[Page transcription records]

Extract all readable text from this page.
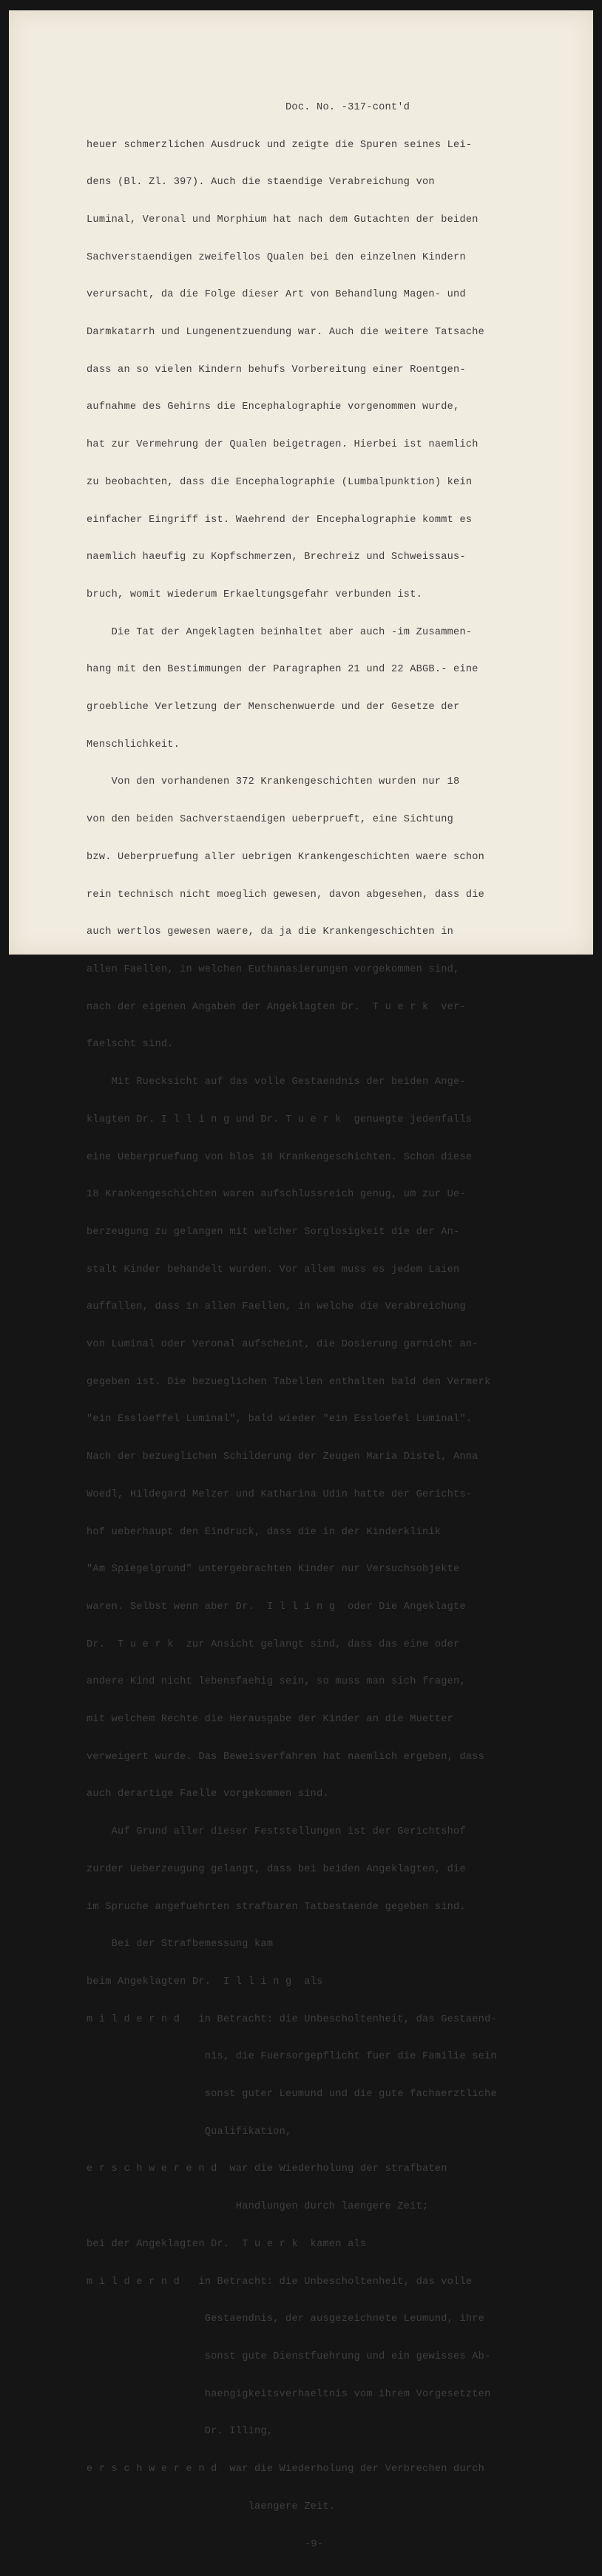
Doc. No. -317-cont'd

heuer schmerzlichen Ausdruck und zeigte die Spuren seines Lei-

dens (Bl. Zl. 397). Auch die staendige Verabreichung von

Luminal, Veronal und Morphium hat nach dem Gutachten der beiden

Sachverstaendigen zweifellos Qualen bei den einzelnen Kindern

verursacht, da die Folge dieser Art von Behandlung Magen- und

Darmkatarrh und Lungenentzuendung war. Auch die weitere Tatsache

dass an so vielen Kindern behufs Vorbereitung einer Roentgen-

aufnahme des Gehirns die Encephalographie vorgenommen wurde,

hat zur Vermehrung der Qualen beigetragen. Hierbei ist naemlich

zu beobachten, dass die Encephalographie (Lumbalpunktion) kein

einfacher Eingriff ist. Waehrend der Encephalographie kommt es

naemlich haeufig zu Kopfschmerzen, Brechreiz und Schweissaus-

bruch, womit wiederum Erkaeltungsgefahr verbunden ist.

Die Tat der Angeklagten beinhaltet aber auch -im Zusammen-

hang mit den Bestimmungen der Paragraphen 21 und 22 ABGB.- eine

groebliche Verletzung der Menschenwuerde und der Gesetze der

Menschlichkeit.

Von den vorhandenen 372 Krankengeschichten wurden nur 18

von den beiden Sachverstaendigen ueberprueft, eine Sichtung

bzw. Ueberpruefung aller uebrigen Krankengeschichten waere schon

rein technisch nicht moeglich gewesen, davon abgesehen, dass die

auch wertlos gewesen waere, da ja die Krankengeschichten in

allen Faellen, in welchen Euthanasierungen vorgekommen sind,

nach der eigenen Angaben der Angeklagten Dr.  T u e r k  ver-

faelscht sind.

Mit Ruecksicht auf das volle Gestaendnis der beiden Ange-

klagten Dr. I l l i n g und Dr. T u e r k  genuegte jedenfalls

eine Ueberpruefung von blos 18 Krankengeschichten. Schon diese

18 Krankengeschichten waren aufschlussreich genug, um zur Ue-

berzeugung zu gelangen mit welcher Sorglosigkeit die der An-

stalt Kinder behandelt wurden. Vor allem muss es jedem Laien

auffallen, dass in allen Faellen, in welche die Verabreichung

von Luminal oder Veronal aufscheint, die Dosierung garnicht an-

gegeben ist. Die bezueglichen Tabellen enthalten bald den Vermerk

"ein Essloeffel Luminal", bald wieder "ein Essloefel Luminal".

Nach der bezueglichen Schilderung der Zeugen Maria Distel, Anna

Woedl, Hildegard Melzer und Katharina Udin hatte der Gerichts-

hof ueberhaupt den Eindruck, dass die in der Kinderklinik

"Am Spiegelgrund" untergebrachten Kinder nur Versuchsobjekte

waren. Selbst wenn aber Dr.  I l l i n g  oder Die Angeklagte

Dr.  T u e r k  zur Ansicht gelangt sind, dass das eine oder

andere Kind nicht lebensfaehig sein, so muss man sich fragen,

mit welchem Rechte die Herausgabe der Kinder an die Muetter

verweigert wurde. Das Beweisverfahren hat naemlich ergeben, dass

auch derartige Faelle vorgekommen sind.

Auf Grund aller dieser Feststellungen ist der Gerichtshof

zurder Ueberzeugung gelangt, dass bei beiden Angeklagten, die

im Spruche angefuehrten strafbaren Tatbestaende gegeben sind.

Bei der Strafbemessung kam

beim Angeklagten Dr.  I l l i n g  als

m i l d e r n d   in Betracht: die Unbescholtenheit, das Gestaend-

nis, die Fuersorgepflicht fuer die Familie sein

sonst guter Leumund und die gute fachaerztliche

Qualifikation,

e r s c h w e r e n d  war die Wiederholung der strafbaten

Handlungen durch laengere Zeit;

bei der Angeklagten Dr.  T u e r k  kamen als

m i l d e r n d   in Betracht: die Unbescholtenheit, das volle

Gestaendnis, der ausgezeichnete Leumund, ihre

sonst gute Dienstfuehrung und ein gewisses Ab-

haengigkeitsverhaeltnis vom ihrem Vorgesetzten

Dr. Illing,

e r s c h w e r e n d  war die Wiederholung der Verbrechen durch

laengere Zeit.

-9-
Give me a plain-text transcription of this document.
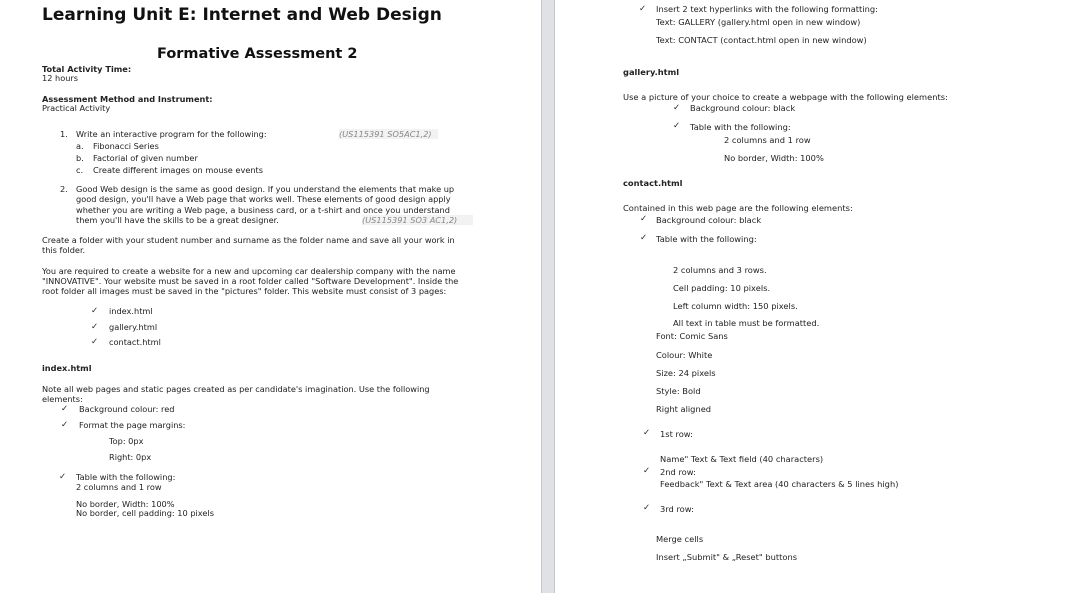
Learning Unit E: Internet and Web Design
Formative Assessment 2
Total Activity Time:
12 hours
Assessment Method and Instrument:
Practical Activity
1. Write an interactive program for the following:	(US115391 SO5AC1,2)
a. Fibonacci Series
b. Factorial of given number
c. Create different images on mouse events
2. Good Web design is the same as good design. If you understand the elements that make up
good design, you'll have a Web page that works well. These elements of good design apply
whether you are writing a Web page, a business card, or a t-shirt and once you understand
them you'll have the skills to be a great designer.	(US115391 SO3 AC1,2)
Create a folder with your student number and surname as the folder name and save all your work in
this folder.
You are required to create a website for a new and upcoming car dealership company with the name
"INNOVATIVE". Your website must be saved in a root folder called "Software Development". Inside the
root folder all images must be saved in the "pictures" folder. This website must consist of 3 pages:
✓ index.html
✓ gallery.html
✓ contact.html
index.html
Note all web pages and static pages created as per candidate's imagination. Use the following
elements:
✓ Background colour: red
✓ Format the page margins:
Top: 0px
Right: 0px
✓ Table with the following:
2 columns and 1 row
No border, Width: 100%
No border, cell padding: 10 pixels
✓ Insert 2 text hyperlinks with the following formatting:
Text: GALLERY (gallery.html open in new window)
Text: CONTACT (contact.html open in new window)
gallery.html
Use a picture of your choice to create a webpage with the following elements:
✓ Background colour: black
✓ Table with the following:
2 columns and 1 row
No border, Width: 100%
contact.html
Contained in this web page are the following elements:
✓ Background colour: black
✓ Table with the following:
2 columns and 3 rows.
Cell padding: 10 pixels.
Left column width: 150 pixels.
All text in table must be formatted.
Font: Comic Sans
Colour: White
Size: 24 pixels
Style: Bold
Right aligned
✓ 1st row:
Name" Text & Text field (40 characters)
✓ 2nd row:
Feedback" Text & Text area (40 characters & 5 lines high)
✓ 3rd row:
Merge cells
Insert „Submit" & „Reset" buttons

#### [YOUR GOAL]
Leave the images out and transcribe the remaining data above word for word.

#### [FINISHED EXERCISE]
Extract all readable text from this page.
Doc. No. -317-cont'd

heuer schmerzlichen Ausdruck und zeigte die Spuren seines Lei-

dens (Bl. Zl. 397). Auch die staendige Verabreichung von

Luminal, Veronal und Morphium hat nach dem Gutachten der beiden

Sachverstaendigen zweifellos Qualen bei den einzelnen Kindern

verursacht, da die Folge dieser Art von Behandlung Magen- und

Darmkatarrh und Lungenentzuendung war. Auch die weitere Tatsache

dass an so vielen Kindern behufs Vorbereitung einer Roentgen-

aufnahme des Gehirns die Encephalographie vorgenommen wurde,

hat zur Vermehrung der Qualen beigetragen. Hierbei ist naemlich

zu beobachten, dass die Encephalographie (Lumbalpunktion) kein

einfacher Eingriff ist. Waehrend der Encephalographie kommt es

naemlich haeufig zu Kopfschmerzen, Brechreiz und Schweissaus-

bruch, womit wiederum Erkaeltungsgefahr verbunden ist.

Die Tat der Angeklagten beinhaltet aber auch -im Zusammen-

hang mit den Bestimmungen der Paragraphen 21 und 22 ABGB.- eine

groebliche Verletzung der Menschenwuerde und der Gesetze der

Menschlichkeit.

Von den vorhandenen 372 Krankengeschichten wurden nur 18

von den beiden Sachverstaendigen ueberprueft, eine Sichtung

bzw. Ueberpruefung aller uebrigen Krankengeschichten waere schon

rein technisch nicht moeglich gewesen, davon abgesehen, dass die

auch wertlos gewesen waere, da ja die Krankengeschichten in

allen Faellen, in welchen Euthanasierungen vorgekommen sind,

nach der eigenen Angaben der Angeklagten Dr.  T u e r k  ver-

faelscht sind.

Mit Ruecksicht auf das volle Gestaendnis der beiden Ange-

klagten Dr. I l l i n g und Dr. T u e r k  genuegte jedenfalls

eine Ueberpruefung von blos 18 Krankengeschichten. Schon diese

18 Krankengeschichten waren aufschlussreich genug, um zur Ue-

berzeugung zu gelangen mit welcher Sorglosigkeit die der An-

stalt Kinder behandelt wurden. Vor allem muss es jedem Laien

auffallen, dass in allen Faellen, in welche die Verabreichung

von Luminal oder Veronal aufscheint, die Dosierung garnicht an-

gegeben ist. Die bezueglichen Tabellen enthalten bald den Vermerk

"ein Essloeffel Luminal", bald wieder "ein Essloefel Luminal".

Nach der bezueglichen Schilderung der Zeugen Maria Distel, Anna

Woedl, Hildegard Melzer und Katharina Udin hatte der Gerichts-

hof ueberhaupt den Eindruck, dass die in der Kinderklinik

"Am Spiegelgrund" untergebrachten Kinder nur Versuchsobjekte

waren. Selbst wenn aber Dr.  I l l i n g  oder Die Angeklagte

Dr.  T u e r k  zur Ansicht gelangt sind, dass das eine oder

andere Kind nicht lebensfaehig sein, so muss man sich fragen,

mit welchem Rechte die Herausgabe der Kinder an die Muetter

verweigert wurde. Das Beweisverfahren hat naemlich ergeben, dass

auch derartige Faelle vorgekommen sind.

Auf Grund aller dieser Feststellungen ist der Gerichtshof

zurder Ueberzeugung gelangt, dass bei beiden Angeklagten, die

im Spruche angefuehrten strafbaren Tatbestaende gegeben sind.

Bei der Strafbemessung kam

beim Angeklagten Dr.  I l l i n g  als

m i l d e r n d   in Betracht: die Unbescholtenheit, das Gestaend-

nis, die Fuersorgepflicht fuer die Familie sein

sonst guter Leumund und die gute fachaerztliche

Qualifikation,

e r s c h w e r e n d  war die Wiederholung der strafbaten

Handlungen durch laengere Zeit;

bei der Angeklagten Dr.  T u e r k  kamen als

m i l d e r n d   in Betracht: die Unbescholtenheit, das volle

Gestaendnis, der ausgezeichnete Leumund, ihre

sonst gute Dienstfuehrung und ein gewisses Ab-

haengigkeitsverhaeltnis vom ihrem Vorgesetzten

Dr. Illing,

e r s c h w e r e n d  war die Wiederholung der Verbrechen durch

laengere Zeit.

-9-
Give me a plain-text transcription of this document.
Learning Unit E: Internet and Web Design
Formative Assessment 2
Total Activity Time:
12 hours
Assessment Method and Instrument:
Practical Activity
1. Write an interactive program for the following:	(US115391 SO5AC1,2)
a. Fibonacci Series
b. Factorial of given number
c. Create different images on mouse events
2. Good Web design is the same as good design. If you understand the elements that make up
good design, you'll have a Web page that works well. These elements of good design apply
whether you are writing a Web page, a business card, or a t-shirt and once you understand
them you'll have the skills to be a great designer.	(US115391 SO3 AC1,2)
Create a folder with your student number and surname as the folder name and save all your work in
this folder.
You are required to create a website for a new and upcoming car dealership company with the name
"INNOVATIVE". Your website must be saved in a root folder called "Software Development". Inside the
root folder all images must be saved in the "pictures" folder. This website must consist of 3 pages:
✓ index.html
✓ gallery.html
✓ contact.html
index.html
Note all web pages and static pages created as per candidate's imagination. Use the following
elements:
✓ Background colour: red
✓ Format the page margins:
Top: 0px
Right: 0px
✓ Table with the following:
2 columns and 1 row
No border, Width: 100%
No border, cell padding: 10 pixels
✓ Insert 2 text hyperlinks with the following formatting:
Text: GALLERY (gallery.html open in new window)
Text: CONTACT (contact.html open in new window)
gallery.html
Use a picture of your choice to create a webpage with the following elements:
✓ Background colour: black
✓ Table with the following:
2 columns and 1 row
No border, Width: 100%
contact.html
Contained in this web page are the following elements:
✓ Background colour: black
✓ Table with the following:
2 columns and 3 rows.
Cell padding: 10 pixels.
Left column width: 150 pixels.
All text in table must be formatted.
Font: Comic Sans
Colour: White
Size: 24 pixels
Style: Bold
Right aligned
✓ 1st row:
Name" Text & Text field (40 characters)
✓ 2nd row:
Feedback" Text & Text area (40 characters & 5 lines high)
✓ 3rd row:
Merge cells
Insert „Submit" & „Reset" buttons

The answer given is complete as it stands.